→ **DOCUMENT PASSAGE**
┄┄┄┄┄┄┄┄┄┄
The world of computing is in a state of rapid transition, but what we are (or should be) transitioning to is very much open to debate. Sun Microsystems' Ron Goldman believes we are heading towards a world of interoperable computing in which stand-alone applications are diminishing in importance. He has been working with colleague Richard Gabriel to develop ways to make large systems more robust, stable, and better able to take care of themselves -- what they call "conscientious software." Prior to coming to Sun in 1998, Goldman developed a program to generate and manipulate visual representations of complex data for use by social scientists as part of a collaboration between NYNEX Science & Technology and the Institute for Research on Learning. Goldman has a Ph.D. in computer science from Stanford University, where he was a member of the robotics group. He currently works as a senior staff engineer at Sun Microsystems Laboratories where he researches alternative software development methodologies and new software architectures, with a particular focus on what makes software more robust. Other research interests include biologically inspired computing, open source, programming language design, and user interfaces. In Part Two of this interview, we will explore his insights into open source, which he and Gabriel have articulated in their book, Innovation Happens Elsewhere: Open Source as Business Strategy.
Another important trend is that software continues to become more and more complex. We now have greater expectations about how our software should behave, and meeting those expectations requires more code. The problem though is that our programming languages, tools, and methods are more suited to creating small software artifacts. For large scale software they just don't help us. As a result we end up with brittle software that is not as robust as it needs to be. We also end up with a large number of software projects that fail.
Software today is produced according to a manufacturing model: A finished product is constructed at the factory and shipped to its destination where it's expected to act like any other machine --reliable, but oblivious to its surroundings and its own welfare. Once deployed, it is on its own, along with the people who use it. This results in brittle, buggy software, in which the end-user is left to hope that the next release will fix their problems.
┄┄┄┄┄┄┄┄┄┄
→ **DATA EXTRACT**
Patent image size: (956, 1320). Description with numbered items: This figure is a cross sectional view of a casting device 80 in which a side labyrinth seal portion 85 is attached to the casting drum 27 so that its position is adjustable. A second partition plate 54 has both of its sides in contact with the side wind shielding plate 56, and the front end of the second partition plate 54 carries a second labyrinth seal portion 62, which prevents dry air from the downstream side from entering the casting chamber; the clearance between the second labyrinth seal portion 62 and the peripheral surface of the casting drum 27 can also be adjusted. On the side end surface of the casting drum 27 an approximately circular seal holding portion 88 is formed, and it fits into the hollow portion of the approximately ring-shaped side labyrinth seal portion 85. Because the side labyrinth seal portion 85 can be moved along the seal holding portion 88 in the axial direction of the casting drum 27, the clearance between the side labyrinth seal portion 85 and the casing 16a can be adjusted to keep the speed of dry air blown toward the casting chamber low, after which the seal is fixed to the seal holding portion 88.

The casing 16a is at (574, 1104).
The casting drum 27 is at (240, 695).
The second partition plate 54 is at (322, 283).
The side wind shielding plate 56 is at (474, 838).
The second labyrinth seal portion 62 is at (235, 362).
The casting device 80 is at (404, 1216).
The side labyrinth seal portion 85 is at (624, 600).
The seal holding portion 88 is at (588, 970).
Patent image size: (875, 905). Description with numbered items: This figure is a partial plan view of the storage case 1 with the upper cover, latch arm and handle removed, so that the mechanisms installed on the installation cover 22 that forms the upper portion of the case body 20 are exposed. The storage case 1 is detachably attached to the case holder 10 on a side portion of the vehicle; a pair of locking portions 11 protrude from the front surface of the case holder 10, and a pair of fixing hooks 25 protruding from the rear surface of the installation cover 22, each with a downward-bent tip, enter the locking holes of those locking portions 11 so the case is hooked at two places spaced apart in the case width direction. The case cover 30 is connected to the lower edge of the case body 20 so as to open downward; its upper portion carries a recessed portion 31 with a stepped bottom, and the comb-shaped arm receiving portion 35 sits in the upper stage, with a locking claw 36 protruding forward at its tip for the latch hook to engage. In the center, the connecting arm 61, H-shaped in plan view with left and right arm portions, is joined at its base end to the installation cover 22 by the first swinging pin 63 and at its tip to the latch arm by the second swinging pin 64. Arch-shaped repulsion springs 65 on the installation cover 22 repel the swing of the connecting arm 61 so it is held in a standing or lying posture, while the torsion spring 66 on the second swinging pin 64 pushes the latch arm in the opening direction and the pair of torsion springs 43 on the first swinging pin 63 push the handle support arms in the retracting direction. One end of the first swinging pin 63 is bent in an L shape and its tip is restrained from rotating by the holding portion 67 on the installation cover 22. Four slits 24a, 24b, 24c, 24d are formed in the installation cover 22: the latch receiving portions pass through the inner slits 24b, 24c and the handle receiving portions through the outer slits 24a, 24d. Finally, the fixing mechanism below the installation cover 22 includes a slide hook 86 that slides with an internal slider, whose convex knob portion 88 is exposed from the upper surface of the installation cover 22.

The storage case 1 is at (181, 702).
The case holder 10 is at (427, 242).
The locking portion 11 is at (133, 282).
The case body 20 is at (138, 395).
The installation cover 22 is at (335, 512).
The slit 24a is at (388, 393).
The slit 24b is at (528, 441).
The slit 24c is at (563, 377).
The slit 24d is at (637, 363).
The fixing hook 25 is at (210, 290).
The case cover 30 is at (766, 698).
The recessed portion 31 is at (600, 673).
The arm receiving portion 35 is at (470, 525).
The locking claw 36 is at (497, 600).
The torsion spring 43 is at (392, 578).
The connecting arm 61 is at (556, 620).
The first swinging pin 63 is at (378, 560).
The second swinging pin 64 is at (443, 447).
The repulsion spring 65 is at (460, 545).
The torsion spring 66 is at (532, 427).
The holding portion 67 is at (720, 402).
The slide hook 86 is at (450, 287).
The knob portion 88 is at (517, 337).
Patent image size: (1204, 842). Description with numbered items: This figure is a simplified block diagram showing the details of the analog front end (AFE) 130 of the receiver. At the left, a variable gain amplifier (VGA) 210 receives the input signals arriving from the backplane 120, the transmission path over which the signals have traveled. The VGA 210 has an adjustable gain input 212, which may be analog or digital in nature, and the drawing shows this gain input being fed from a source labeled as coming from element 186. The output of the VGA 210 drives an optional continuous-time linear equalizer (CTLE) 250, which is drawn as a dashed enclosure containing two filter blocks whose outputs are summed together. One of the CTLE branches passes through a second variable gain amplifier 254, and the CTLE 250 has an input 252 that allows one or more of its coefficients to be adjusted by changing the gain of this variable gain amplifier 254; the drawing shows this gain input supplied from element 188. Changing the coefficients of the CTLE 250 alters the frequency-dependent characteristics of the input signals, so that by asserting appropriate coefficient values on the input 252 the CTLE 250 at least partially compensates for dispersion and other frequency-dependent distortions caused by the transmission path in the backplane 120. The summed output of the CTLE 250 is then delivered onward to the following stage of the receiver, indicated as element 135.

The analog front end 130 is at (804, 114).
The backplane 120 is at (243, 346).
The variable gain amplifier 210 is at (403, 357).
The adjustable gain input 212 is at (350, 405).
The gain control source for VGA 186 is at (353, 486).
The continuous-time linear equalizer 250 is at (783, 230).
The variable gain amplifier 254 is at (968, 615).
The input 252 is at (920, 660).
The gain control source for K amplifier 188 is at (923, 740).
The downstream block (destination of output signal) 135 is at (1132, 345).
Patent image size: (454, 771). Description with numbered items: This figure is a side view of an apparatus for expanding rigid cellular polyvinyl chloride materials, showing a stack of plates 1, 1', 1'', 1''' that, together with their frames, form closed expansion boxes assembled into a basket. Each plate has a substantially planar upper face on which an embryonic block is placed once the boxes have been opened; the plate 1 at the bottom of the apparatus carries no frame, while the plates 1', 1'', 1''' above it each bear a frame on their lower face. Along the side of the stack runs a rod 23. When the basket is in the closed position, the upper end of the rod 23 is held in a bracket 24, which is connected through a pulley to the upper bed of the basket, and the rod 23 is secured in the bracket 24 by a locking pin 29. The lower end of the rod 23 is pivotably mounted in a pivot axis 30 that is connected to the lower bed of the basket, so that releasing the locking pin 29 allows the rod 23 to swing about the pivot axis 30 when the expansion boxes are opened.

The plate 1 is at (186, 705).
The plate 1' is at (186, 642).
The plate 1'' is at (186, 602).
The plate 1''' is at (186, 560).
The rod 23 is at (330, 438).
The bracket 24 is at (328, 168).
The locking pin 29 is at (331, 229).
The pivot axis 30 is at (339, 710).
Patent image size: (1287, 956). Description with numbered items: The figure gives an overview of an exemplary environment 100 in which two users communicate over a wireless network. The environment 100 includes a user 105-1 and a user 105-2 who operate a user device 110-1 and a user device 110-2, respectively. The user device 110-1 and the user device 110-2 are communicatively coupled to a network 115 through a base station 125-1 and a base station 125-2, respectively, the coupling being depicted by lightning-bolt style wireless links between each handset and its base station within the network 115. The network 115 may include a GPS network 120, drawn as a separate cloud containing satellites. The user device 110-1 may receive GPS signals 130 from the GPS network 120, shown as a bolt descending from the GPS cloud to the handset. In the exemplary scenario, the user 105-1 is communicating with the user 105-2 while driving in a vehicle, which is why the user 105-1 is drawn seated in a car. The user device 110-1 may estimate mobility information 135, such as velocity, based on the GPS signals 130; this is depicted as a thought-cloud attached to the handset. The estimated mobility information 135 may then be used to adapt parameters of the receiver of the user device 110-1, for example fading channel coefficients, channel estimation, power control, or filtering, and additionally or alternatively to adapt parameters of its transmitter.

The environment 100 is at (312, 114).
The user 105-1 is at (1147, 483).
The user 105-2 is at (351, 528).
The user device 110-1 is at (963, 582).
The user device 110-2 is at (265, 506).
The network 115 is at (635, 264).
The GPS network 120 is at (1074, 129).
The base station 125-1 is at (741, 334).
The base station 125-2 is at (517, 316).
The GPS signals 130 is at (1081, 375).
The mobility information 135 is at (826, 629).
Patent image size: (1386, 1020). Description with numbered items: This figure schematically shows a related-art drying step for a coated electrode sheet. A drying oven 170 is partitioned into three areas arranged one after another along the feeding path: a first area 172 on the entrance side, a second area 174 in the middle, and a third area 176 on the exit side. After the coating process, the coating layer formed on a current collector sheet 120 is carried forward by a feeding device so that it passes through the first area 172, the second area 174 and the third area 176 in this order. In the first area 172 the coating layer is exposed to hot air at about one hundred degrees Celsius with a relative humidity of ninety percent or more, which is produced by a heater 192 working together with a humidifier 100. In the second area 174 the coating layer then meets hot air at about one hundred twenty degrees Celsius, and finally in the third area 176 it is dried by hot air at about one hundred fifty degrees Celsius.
┄┄┄┄┄┄┄┄┄┄
→ **EXPLORE THE MATERIAL**
**A.** In the interview passage on conscientious software, where did Ron Goldman earn his Ph.D.?
**B.** Continue the interview passage on conscientious software, starting right after its final sentence.

→ **REPLIES**
**A.** Stanford University

**B.**
Until recently that was the best we could do -- just getting the code to implement the functional requirements was a challenge and the resulting software often used up all the available cycles on the hardware. Now there will always be some applications that need the full processing power of the CPU (and are hungry for even more), but for most programs current hardware speed is quite sufficient. We think it's time that our software start using some of those CPU cycles to actively monitor its own activity and environment, to continually perform self-testing, to catch errors and automatically recover from them, to automatically configure itself during installation, to participate in its own development and customization, to pay attention to how humans use it and become easier to use over time, and to protect itself from damage when patches and updates are installed. Such dynamic software systems will be self-contained, including within themselves their entire source code, code for testing, and anything else needed for their evolution. We have coined the term "conscientious software" to describe code that takes responsibility for itself and its future.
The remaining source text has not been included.